[Task details] Your task is to transcribe each record exactly and to omit every image.
Source material below:
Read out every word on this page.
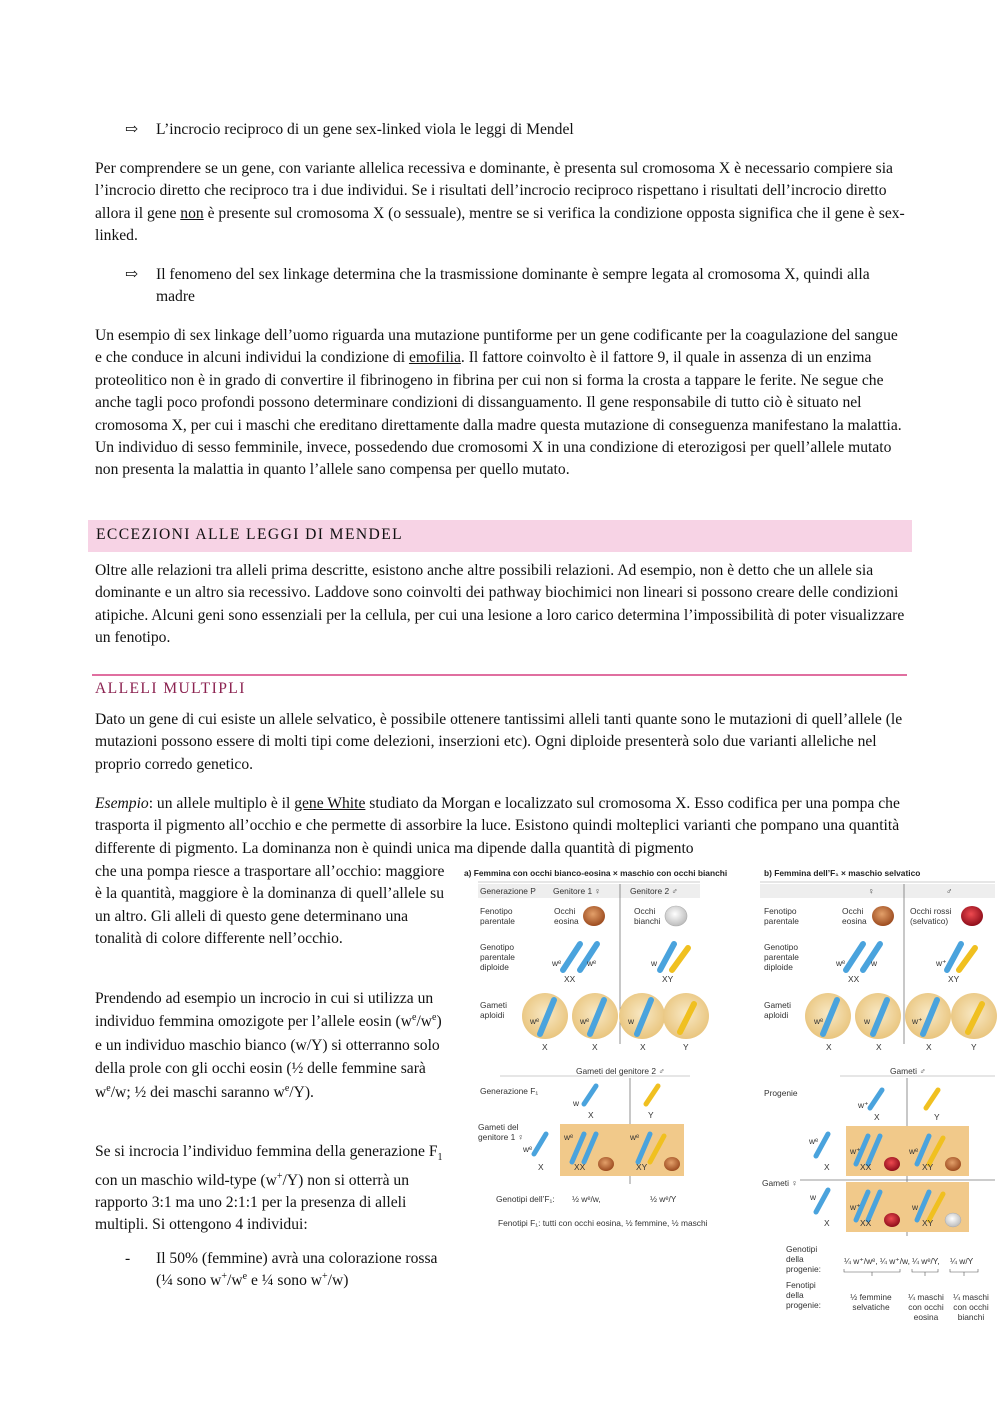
⇨ L’incrocio reciproco di un gene sex-linked viola le leggi di Mendel

Per comprendere se un gene, con variante allelica recessiva e dominante, è presenta sul cromosoma X è necessario compiere sia l’incrocio diretto che reciproco tra i due individui. Se i risultati dell’incrocio reciproco rispettano i risultati dell’incrocio diretto allora il gene non è presente sul cromosoma X (o sessuale), mentre se si verifica la condizione opposta significa che il gene è sex-linked.

⇨ Il fenomeno del sex linkage determina che la trasmissione dominante è sempre legata al cromosoma X, quindi alla madre

Un esempio di sex linkage dell’uomo riguarda una mutazione puntiforme per un gene codificante per la coagulazione del sangue e che conduce in alcuni individui la condizione di emofilia. Il fattore coinvolto è il fattore 9, il quale in assenza di un enzima proteolitico non è in grado di convertire il fibrinogeno in fibrina per cui non si forma la crosta a tappare le ferite. Ne segue che anche tagli poco profondi possono determinare condizioni di dissanguamento. Il gene responsabile di tutto ciò è situato nel cromosoma X, per cui i maschi che ereditano direttamente dalla madre questa mutazione di conseguenza manifestano la malattia. Un individuo di sesso femminile, invece, possedendo due cromosomi X in una condizione di eterozigosi per quell’allele mutato non presenta la malattia in quanto l’allele sano compensa per quello mutato.

ECCEZIONI ALLE LEGGI DI MENDEL

Oltre alle relazioni tra alleli prima descritte, esistono anche altre possibili relazioni. Ad esempio, non è detto che un allele sia dominante e un altro sia recessivo. Laddove sono coinvolti dei pathway biochimici non lineari si possono creare delle condizioni atipiche. Alcuni geni sono essenziali per la cellula, per cui una lesione a loro carico determina l’impossibilità di poter visualizzare un fenotipo.

ALLELI MULTIPLI

Dato un gene di cui esiste un allele selvatico, è possibile ottenere tantissimi alleli tanti quante sono le mutazioni di quell’allele (le mutazioni possono essere di molti tipi come delezioni, inserzioni etc). Ogni diploide presenterà solo due varianti alleliche nel proprio corredo genetico.

Esempio: un allele multiplo è il gene White studiato da Morgan e localizzato sul cromosoma X. Esso codifica per una pompa che trasporta il pigmento all’occhio e che permette di assorbire la luce. Esistono quindi molteplici varianti che pompano una quantità differente di pigmento. La dominanza non è quindi unica ma dipende dalla quantità di pigmento

che una pompa riesce a trasportare all’occhio: maggiore è la quantità, maggiore è la dominanza di quell’allele su un altro. Gli alleli di questo gene determinano una tonalità di colore differente nell’occhio.

Prendendo ad esempio un incrocio in cui si utilizza un individuo femmina omozigote per l’allele eosin $(w^e/w^e)$ e un individuo maschio bianco (w/Y) si otterranno solo della prole con gli occhi eosin (½ delle femmine sarà $w^e/w$; ½ dei maschi saranno $w^e/Y$).

Se si incrocia l’individuo femmina della generazione $F_1$ con un maschio wild-type (w+/Y) non si otterrà un rapporto 3:1 ma uno 2:1:1 per la presenza di alleli multipli. Si ottengono 4 individui:

- Il 50% (femmine) avrà una colorazione rossa (¼ sono $w^+/w^e$ e ¼ sono w+/w)

a) Femmina con occhi bianco-eosina × maschio con occhi bianchi
Generazione P Genitore 1 ♀	Genitore 2 ♂
Fenotipo parentale
Occhi eosina
Occhi bianchi
Genotipo parentale diploide	wᵉ	wᵉ	w
XX	XY
Gameti aploidi
wᵉ	wᵉ	w
X	X	X	Y
Gameti del genitore 2 ♂
Generazione F₁
w
X	Y
Gameti del genitore 1 ♀
wᵉ
wᵉ	wᵉ
X	XX	XY
Genotipi dell’F₁: ½ wᵉ/w,	½ wᵉ/Y
Fenotipi F₁: tutti con occhi eosina, ½ femmine, ½ maschi
b) Femmina dell’F₁ × maschio selvatico
♀	♂
Fenotipo parentale
Occhi eosina
Occhi rossi (selvatico)
Genotipo parentale diploide	wᵉ	w	w⁺
XX	XY
Gameti aploidi
wᵉ	w	w⁺
X	X	X	Y
Gameti ♂
Progenie
w⁺
X	Y
wᵉ
X
w⁺	wᵉ
XX	XY
Gameti ♀
w
X
w⁺	w
XX	XY
Genotipi della progenie:
¼ w⁺/wᵉ, ¼ w⁺/w, ¼ wᵉ/Y, ¼ w/Y
Fenotipi della progenie:
½ femmine selvatiche
¼ maschi con occhi eosina
¼ maschi con occhi bianchi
End of Source material.
[Output]
Read out every word on this page.
⇨ L’incrocio reciproco di un gene sex-linked viola le leggi di Mendel

Per comprendere se un gene, con variante allelica recessiva e dominante, è presenta sul cromosoma X è necessario compiere sia l’incrocio diretto che reciproco tra i due individui. Se i risultati dell’incrocio reciproco rispettano i risultati dell’incrocio diretto allora il gene non è presente sul cromosoma X (o sessuale), mentre se si verifica la condizione opposta significa che il gene è sex-linked.

⇨ Il fenomeno del sex linkage determina che la trasmissione dominante è sempre legata al cromosoma X, quindi alla madre

Un esempio di sex linkage dell’uomo riguarda una mutazione puntiforme per un gene codificante per la coagulazione del sangue e che conduce in alcuni individui la condizione di emofilia. Il fattore coinvolto è il fattore 9, il quale in assenza di un enzima proteolitico non è in grado di convertire il fibrinogeno in fibrina per cui non si forma la crosta a tappare le ferite. Ne segue che anche tagli poco profondi possono determinare condizioni di dissanguamento. Il gene responsabile di tutto ciò è situato nel cromosoma X, per cui i maschi che ereditano direttamente dalla madre questa mutazione di conseguenza manifestano la malattia. Un individuo di sesso femminile, invece, possedendo due cromosomi X in una condizione di eterozigosi per quell’allele mutato non presenta la malattia in quanto l’allele sano compensa per quello mutato.

ECCEZIONI ALLE LEGGI DI MENDEL

Oltre alle relazioni tra alleli prima descritte, esistono anche altre possibili relazioni. Ad esempio, non è detto che un allele sia dominante e un altro sia recessivo. Laddove sono coinvolti dei pathway biochimici non lineari si possono creare delle condizioni atipiche. Alcuni geni sono essenziali per la cellula, per cui una lesione a loro carico determina l’impossibilità di poter visualizzare un fenotipo.

ALLELI MULTIPLI

Dato un gene di cui esiste un allele selvatico, è possibile ottenere tantissimi alleli tanti quante sono le mutazioni di quell’allele (le mutazioni possono essere di molti tipi come delezioni, inserzioni etc). Ogni diploide presenterà solo due varianti alleliche nel proprio corredo genetico.

Esempio: un allele multiplo è il gene White studiato da Morgan e localizzato sul cromosoma X. Esso codifica per una pompa che trasporta il pigmento all’occhio e che permette di assorbire la luce. Esistono quindi molteplici varianti che pompano una quantità differente di pigmento. La dominanza non è quindi unica ma dipende dalla quantità di pigmento

che una pompa riesce a trasportare all’occhio: maggiore è la quantità, maggiore è la dominanza di quell’allele su un altro. Gli alleli di questo gene determinano una tonalità di colore differente nell’occhio.

Prendendo ad esempio un incrocio in cui si utilizza un individuo femmina omozigote per l’allele eosin $(w^e/w^e)$ e un individuo maschio bianco (w/Y) si otterranno solo della prole con gli occhi eosin (½ delle femmine sarà $w^e/w$; ½ dei maschi saranno $w^e/Y$).

Se si incrocia l’individuo femmina della generazione $F_1$ con un maschio wild-type (w+/Y) non si otterrà un rapporto 3:1 ma uno 2:1:1 per la presenza di alleli multipli. Si ottengono 4 individui:

- Il 50% (femmine) avrà una colorazione rossa (¼ sono $w^+/w^e$ e ¼ sono w+/w)

a) Femmina con occhi bianco-eosina × maschio con occhi bianchi
Generazione P Genitore 1 ♀	Genitore 2 ♂
Fenotipo parentale
Occhi eosina
Occhi bianchi
Genotipo parentale diploide	wᵉ	wᵉ	w
XX	XY
Gameti aploidi
wᵉ	wᵉ	w
X	X	X	Y
Gameti del genitore 2 ♂
Generazione F₁
w
X	Y
Gameti del genitore 1 ♀
wᵉ
wᵉ	wᵉ
X	XX	XY
Genotipi dell’F₁: ½ wᵉ/w,	½ wᵉ/Y
Fenotipi F₁: tutti con occhi eosina, ½ femmine, ½ maschi
b) Femmina dell’F₁ × maschio selvatico
♀	♂
Fenotipo parentale
Occhi eosina
Occhi rossi (selvatico)
Genotipo parentale diploide	wᵉ	w	w⁺
XX	XY
Gameti aploidi
wᵉ	w	w⁺
X	X	X	Y
Gameti ♂
Progenie
w⁺
X	Y
wᵉ
X
w⁺	wᵉ
XX	XY
Gameti ♀
w
X
w⁺	w
XX	XY
Genotipi della progenie:
¼ w⁺/wᵉ, ¼ w⁺/w, ¼ wᵉ/Y, ¼ w/Y
Fenotipi della progenie:
½ femmine selvatiche
¼ maschi con occhi eosina
¼ maschi con occhi bianchi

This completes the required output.